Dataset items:

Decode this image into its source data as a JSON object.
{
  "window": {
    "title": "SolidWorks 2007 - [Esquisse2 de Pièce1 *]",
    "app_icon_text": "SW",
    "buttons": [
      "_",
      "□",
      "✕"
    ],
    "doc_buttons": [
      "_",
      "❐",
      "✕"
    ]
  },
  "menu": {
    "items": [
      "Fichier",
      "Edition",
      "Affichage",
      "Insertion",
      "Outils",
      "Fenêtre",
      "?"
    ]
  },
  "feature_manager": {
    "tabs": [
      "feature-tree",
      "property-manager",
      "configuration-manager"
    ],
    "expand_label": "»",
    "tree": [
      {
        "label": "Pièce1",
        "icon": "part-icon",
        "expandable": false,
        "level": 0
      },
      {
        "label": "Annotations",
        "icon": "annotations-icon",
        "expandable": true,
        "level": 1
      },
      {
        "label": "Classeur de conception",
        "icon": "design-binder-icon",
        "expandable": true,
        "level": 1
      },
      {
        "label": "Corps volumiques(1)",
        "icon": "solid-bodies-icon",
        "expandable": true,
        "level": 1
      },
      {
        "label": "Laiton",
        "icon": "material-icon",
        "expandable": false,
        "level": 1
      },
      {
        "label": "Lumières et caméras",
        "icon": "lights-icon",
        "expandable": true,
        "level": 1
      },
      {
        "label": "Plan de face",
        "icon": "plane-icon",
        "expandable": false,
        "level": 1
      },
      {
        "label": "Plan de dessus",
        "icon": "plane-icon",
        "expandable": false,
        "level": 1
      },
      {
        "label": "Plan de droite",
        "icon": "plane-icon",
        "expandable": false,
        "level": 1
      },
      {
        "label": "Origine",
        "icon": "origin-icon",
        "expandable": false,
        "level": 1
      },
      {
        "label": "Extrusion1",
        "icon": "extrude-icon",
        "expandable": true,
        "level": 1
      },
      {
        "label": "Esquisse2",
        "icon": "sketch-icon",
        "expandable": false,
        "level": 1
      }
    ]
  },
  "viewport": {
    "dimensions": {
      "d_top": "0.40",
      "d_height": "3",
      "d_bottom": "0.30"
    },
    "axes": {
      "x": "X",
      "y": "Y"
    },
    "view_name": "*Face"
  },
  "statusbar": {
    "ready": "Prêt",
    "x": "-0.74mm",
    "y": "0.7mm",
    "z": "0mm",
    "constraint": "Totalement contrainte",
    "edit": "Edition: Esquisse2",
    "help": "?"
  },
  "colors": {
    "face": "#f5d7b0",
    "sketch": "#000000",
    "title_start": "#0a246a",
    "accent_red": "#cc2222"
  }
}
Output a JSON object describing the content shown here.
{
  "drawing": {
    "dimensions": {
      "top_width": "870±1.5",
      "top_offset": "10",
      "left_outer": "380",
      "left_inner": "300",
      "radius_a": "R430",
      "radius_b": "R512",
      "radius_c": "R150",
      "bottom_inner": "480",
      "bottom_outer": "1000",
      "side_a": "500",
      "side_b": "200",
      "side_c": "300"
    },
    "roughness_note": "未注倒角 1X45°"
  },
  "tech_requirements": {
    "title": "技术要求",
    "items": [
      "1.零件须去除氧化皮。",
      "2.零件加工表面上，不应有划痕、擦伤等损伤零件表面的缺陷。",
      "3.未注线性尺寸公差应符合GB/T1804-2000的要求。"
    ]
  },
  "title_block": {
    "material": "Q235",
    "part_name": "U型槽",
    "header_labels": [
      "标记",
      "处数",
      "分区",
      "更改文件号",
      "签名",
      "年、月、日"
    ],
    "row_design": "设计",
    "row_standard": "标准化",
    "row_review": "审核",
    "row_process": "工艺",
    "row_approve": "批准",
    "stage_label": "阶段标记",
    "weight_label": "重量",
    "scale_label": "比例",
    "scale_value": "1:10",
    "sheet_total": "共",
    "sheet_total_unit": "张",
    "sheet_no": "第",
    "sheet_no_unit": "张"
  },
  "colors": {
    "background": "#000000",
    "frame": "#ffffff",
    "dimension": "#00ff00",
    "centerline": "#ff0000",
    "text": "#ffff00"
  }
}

### DIRECTIONS
Extract the complete set of records unchanged.

### COMPLETE ANSWER
Decode this image into its source data as a JSON object.
{
  "window": {
    "title": "SolidWorks 2007 - [Esquisse2 de Pièce1 *]",
    "app_icon_text": "SW",
    "buttons": [
      "_",
      "□",
      "✕"
    ],
    "doc_buttons": [
      "_",
      "❐",
      "✕"
    ]
  },
  "menu": {
    "items": [
      "Fichier",
      "Edition",
      "Affichage",
      "Insertion",
      "Outils",
      "Fenêtre",
      "?"
    ]
  },
  "feature_manager": {
    "tabs": [
      "feature-tree",
      "property-manager",
      "configuration-manager"
    ],
    "expand_label": "»",
    "tree": [
      {
        "label": "Pièce1",
        "icon": "part-icon",
        "expandable": false,
        "level": 0
      },
      {
        "label": "Annotations",
        "icon": "annotations-icon",
        "expandable": true,
        "level": 1
      },
      {
        "label": "Classeur de conception",
        "icon": "design-binder-icon",
        "expandable": true,
        "level": 1
      },
      {
        "label": "Corps volumiques(1)",
        "icon": "solid-bodies-icon",
        "expandable": true,
        "level": 1
      },
      {
        "label": "Laiton",
        "icon": "material-icon",
        "expandable": false,
        "level": 1
      },
      {
        "label": "Lumières et caméras",
        "icon": "lights-icon",
        "expandable": true,
        "level": 1
      },
      {
        "label": "Plan de face",
        "icon": "plane-icon",
        "expandable": false,
        "level": 1
      },
      {
        "label": "Plan de dessus",
        "icon": "plane-icon",
        "expandable": false,
        "level": 1
      },
      {
        "label": "Plan de droite",
        "icon": "plane-icon",
        "expandable": false,
        "level": 1
      },
      {
        "label": "Origine",
        "icon": "origin-icon",
        "expandable": false,
        "level": 1
      },
      {
        "label": "Extrusion1",
        "icon": "extrude-icon",
        "expandable": true,
        "level": 1
      },
      {
        "label": "Esquisse2",
        "icon": "sketch-icon",
        "expandable": false,
        "level": 1
      }
    ]
  },
  "viewport": {
    "dimensions": {
      "d_top": "0.40",
      "d_height": "3",
      "d_bottom": "0.30"
    },
    "axes": {
      "x": "X",
      "y": "Y"
    },
    "view_name": "*Face"
  },
  "statusbar": {
    "ready": "Prêt",
    "x": "-0.74mm",
    "y": "0.7mm",
    "z": "0mm",
    "constraint": "Totalement contrainte",
    "edit": "Edition: Esquisse2",
    "help": "?"
  },
  "colors": {
    "face": "#f5d7b0",
    "sketch": "#000000",
    "title_start": "#0a246a",
    "accent_red": "#cc2222"
  }
}
Output a JSON object describing the content shown here.
{
  "drawing": {
    "dimensions": {
      "top_width": "870±1.5",
      "top_offset": "10",
      "left_outer": "380",
      "left_inner": "300",
      "radius_a": "R430",
      "radius_b": "R512",
      "radius_c": "R150",
      "bottom_inner": "480",
      "bottom_outer": "1000",
      "side_a": "500",
      "side_b": "200",
      "side_c": "300"
    },
    "roughness_note": "未注倒角 1X45°"
  },
  "tech_requirements": {
    "title": "技术要求",
    "items": [
      "1.零件须去除氧化皮。",
      "2.零件加工表面上，不应有划痕、擦伤等损伤零件表面的缺陷。",
      "3.未注线性尺寸公差应符合GB/T1804-2000的要求。"
    ]
  },
  "title_block": {
    "material": "Q235",
    "part_name": "U型槽",
    "header_labels": [
      "标记",
      "处数",
      "分区",
      "更改文件号",
      "签名",
      "年、月、日"
    ],
    "row_design": "设计",
    "row_standard": "标准化",
    "row_review": "审核",
    "row_process": "工艺",
    "row_approve": "批准",
    "stage_label": "阶段标记",
    "weight_label": "重量",
    "scale_label": "比例",
    "scale_value": "1:10",
    "sheet_total": "共",
    "sheet_total_unit": "张",
    "sheet_no": "第",
    "sheet_no_unit": "张"
  },
  "colors": {
    "background": "#000000",
    "frame": "#ffffff",
    "dimension": "#00ff00",
    "centerline": "#ff0000",
    "text": "#ffff00"
  }
}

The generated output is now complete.